● Instructions for the task
Filter the entries and keep only the lines where the string "minutes" appears.

========

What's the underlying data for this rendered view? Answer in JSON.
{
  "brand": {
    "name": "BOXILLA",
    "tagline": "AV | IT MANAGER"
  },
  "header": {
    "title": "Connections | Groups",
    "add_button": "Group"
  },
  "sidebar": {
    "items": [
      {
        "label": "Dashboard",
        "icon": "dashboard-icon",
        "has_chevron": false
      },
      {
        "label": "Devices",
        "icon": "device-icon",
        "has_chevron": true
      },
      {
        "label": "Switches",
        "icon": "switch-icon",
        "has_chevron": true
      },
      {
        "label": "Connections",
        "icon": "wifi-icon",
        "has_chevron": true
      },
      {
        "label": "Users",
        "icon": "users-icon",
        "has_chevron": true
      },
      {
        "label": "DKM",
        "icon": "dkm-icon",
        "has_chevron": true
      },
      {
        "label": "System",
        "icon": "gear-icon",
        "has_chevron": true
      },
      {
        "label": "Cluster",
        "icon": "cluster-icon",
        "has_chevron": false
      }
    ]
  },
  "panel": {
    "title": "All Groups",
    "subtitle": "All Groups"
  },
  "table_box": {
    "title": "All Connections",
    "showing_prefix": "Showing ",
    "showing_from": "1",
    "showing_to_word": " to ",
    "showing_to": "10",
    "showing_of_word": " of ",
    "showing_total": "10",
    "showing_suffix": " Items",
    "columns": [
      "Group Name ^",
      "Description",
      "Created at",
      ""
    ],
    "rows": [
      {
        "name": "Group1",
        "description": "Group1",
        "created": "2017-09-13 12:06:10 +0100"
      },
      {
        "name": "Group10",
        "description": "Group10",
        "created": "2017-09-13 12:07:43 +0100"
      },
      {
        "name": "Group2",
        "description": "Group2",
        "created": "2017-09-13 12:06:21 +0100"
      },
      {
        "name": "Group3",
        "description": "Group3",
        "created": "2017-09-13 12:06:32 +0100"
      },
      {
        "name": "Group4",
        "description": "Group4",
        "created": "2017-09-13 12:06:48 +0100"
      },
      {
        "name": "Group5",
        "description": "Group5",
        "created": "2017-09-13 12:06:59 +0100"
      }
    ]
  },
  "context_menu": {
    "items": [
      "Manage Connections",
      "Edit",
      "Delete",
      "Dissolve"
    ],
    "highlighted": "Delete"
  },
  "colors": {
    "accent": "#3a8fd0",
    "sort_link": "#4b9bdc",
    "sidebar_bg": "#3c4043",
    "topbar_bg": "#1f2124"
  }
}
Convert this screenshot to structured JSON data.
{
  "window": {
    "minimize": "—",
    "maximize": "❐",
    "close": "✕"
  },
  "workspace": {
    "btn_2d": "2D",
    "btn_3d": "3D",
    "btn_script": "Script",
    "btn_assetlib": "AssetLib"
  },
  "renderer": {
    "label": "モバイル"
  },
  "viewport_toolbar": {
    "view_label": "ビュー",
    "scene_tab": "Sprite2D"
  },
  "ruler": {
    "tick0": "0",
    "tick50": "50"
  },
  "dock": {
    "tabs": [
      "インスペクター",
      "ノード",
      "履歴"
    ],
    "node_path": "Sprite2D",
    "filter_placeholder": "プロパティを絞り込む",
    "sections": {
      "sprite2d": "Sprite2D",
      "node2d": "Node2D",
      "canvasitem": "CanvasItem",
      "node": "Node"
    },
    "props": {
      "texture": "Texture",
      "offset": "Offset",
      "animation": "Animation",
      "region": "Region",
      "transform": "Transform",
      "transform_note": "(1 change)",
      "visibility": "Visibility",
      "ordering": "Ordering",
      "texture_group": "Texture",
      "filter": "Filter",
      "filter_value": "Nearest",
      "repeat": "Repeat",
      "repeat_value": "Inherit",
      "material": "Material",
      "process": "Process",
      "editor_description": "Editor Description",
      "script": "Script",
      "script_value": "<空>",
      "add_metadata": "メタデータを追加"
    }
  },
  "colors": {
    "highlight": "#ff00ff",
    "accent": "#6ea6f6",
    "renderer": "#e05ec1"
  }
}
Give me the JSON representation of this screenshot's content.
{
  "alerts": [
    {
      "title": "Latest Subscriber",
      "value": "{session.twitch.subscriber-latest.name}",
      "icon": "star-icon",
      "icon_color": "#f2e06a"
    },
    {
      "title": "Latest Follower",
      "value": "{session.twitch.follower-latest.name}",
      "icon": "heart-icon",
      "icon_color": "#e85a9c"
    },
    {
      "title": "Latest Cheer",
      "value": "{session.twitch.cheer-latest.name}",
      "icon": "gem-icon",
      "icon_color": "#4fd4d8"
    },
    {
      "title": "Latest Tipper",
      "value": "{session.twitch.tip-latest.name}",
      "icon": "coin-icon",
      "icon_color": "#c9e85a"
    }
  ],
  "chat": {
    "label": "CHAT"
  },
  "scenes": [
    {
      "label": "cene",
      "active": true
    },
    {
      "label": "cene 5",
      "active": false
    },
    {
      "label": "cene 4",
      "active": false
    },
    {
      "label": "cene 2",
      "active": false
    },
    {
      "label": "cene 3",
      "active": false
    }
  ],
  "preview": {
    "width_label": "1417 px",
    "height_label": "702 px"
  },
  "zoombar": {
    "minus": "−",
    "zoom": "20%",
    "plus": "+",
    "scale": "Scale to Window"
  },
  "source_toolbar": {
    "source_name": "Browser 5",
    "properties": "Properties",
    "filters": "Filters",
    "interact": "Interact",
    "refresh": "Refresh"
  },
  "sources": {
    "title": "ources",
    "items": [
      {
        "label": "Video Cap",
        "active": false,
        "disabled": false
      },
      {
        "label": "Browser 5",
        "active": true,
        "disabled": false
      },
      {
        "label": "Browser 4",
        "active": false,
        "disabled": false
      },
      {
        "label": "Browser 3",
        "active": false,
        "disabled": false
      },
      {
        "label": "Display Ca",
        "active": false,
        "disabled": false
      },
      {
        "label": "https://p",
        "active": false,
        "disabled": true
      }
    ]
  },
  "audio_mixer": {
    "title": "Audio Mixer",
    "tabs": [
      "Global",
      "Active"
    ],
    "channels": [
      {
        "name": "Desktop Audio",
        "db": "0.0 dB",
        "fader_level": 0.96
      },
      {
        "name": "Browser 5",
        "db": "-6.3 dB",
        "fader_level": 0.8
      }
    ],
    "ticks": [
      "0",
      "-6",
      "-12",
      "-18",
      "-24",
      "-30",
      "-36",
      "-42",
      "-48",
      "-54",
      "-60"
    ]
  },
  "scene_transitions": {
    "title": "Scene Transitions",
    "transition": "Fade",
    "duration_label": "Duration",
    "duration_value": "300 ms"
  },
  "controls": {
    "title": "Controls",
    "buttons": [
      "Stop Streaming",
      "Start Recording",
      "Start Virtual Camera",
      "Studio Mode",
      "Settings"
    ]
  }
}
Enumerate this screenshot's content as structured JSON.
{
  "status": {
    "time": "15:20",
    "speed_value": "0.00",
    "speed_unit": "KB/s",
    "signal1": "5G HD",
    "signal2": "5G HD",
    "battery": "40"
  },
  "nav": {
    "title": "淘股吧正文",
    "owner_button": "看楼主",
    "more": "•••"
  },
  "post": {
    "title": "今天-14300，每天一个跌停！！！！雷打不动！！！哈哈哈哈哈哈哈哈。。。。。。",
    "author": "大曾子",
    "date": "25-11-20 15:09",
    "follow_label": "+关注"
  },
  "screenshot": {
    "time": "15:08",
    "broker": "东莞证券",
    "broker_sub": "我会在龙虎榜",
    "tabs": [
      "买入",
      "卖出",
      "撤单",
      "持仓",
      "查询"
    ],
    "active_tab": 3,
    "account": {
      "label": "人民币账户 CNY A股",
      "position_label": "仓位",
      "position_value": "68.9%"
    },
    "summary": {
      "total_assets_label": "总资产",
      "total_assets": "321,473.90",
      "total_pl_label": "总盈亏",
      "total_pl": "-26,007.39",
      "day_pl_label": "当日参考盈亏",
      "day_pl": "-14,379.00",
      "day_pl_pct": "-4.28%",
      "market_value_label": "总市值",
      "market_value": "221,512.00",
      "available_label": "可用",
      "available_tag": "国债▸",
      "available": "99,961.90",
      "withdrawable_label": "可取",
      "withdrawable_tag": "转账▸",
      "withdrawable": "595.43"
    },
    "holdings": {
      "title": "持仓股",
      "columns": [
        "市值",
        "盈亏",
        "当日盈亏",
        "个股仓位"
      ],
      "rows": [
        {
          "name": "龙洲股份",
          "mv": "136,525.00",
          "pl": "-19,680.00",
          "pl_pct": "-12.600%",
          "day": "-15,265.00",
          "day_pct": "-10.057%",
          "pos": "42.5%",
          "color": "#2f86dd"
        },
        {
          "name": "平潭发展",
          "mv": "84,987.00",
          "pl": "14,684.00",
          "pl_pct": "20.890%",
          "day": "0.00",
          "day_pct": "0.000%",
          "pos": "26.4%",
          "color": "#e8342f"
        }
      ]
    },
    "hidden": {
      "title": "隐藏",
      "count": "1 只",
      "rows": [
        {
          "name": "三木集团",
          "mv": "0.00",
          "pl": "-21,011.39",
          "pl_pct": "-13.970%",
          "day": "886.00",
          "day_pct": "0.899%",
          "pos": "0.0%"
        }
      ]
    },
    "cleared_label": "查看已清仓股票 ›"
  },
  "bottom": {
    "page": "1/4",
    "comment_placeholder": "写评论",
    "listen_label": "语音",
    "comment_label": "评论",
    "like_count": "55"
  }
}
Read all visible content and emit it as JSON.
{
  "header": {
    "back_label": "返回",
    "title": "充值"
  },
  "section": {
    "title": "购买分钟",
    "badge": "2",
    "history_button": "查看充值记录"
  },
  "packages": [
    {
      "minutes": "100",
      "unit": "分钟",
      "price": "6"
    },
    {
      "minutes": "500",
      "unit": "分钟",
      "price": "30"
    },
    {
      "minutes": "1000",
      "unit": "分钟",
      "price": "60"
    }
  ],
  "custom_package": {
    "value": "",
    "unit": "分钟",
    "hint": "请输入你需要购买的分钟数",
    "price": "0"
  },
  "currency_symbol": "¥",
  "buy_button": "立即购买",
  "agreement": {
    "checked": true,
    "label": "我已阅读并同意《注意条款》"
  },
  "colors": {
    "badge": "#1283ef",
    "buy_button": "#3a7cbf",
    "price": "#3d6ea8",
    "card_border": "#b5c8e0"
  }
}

========

● Task solution
      "minutes": "100",
      "minutes": "500",
      "minutes": "1000",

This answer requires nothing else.